* _TAREFA A CUMPRIR_
Reproduza do trecho selecionado tudo o que vai de "por José Calixto" até "de tal expropriação.", sem alterar nada.

* _TRECHO SELECIONADO_
--------

José Calixto: O muro do MinC

Tempo de leitura: 3 min

por José Calixto Kahil Cohon, no blog Em defesa da Educação

Diz um antigo filósofo revolucionário que as desgraças da humanidade começaram quando o primeiro idiota cercou-se de suas armas e declarou apontando: isto aqui é minha propriedade – e para que essa desgraça se expandisse na história e na terra, todos os outros infelizes se conformaram diante de tal expropriação.

O mundo virtual da internet nos coloca novamente diante de tal primeiro passo. E agora não se tratam dos meios produtivos de sobrevivência firmados pelo trabalho arado na terra, com suas línguas, gestos e nações. Pela segunda vez na história da humanidade o globo se abriu como território livre, mas agora das trocas do conhecimento, do saber humano, de sua produção criativa. Pela primeira vez todos tem a oportunidade de ter acesso ao conhecimento – podemos ouvir a sabedoria do canto dos Pigmeus do Gabão até os gemidos de Michael Jackson, e um africano pode ser dono dos direitos autorais dos Beatles!

--------

(Linhas de anotação espacial)
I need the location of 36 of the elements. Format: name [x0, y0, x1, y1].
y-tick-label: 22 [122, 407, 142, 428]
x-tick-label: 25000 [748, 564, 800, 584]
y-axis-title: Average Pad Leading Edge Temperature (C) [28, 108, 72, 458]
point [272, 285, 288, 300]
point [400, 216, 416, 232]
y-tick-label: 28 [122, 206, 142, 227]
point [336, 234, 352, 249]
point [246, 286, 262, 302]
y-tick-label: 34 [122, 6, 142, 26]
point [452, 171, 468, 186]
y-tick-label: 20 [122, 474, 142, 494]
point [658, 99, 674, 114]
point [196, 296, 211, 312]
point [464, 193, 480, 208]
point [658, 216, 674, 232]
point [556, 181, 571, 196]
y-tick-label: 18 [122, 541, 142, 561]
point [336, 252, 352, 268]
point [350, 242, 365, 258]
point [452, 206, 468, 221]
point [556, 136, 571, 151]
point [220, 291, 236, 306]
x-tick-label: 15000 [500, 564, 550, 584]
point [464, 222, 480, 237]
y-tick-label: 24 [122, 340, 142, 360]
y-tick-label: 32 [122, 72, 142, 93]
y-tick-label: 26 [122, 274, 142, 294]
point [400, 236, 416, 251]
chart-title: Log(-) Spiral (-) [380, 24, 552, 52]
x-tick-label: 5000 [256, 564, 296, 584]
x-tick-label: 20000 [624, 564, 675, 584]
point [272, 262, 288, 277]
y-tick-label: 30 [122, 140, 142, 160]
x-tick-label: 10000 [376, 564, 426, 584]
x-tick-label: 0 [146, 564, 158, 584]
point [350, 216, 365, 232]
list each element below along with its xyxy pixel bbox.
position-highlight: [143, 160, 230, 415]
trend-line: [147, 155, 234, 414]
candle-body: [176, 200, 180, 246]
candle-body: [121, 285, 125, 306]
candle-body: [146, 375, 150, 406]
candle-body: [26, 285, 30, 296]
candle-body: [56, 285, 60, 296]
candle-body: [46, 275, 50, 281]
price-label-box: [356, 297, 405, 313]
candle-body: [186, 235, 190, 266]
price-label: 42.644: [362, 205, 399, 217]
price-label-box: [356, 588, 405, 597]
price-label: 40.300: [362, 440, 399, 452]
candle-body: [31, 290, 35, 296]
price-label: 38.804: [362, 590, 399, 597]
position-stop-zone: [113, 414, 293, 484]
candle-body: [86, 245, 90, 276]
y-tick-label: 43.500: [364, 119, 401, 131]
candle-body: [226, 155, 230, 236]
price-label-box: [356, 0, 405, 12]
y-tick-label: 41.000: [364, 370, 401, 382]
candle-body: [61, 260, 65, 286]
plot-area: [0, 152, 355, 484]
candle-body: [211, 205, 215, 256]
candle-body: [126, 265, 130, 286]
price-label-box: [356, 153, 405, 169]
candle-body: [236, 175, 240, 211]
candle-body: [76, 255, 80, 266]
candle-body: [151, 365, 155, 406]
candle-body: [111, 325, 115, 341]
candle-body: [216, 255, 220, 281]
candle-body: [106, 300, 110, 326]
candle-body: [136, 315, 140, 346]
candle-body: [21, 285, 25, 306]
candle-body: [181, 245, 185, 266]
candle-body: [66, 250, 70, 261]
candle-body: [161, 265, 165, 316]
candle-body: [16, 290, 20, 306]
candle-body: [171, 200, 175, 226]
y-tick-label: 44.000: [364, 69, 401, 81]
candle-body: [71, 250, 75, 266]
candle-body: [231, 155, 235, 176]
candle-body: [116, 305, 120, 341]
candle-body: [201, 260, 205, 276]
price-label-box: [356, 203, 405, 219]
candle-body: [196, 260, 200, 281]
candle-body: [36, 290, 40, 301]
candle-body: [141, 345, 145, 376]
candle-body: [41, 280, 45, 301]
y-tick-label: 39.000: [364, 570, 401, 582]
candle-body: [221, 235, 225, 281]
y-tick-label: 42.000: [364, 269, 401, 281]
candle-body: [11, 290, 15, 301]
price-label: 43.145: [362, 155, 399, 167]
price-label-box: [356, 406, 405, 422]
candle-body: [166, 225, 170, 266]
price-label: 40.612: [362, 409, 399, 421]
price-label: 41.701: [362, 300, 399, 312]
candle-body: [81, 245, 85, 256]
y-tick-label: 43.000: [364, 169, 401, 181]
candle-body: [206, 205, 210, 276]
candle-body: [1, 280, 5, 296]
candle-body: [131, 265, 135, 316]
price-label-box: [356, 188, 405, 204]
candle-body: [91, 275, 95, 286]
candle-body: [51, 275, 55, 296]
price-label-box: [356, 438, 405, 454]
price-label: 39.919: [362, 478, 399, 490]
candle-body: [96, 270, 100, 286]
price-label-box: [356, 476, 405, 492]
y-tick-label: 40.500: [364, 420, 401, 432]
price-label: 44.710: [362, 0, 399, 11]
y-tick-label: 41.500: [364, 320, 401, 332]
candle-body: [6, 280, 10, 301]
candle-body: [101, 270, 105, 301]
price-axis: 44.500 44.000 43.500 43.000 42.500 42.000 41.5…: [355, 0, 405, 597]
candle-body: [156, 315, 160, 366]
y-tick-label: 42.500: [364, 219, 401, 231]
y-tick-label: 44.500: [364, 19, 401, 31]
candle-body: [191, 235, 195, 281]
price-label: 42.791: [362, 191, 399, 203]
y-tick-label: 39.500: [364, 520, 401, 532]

--------

* _RESULTADO FINAL_
por José Calixto Kahil Cohon, no blog Em defesa da Educação

Diz um antigo filósofo revolucionário que as desgraças da humanidade começaram quando o primeiro idiota cercou-se de suas armas e declarou apontando: isto aqui é minha propriedade – e para que essa desgraça se expandisse na história e na terra, todos os outros infelizes se conformaram diante de tal expropriação.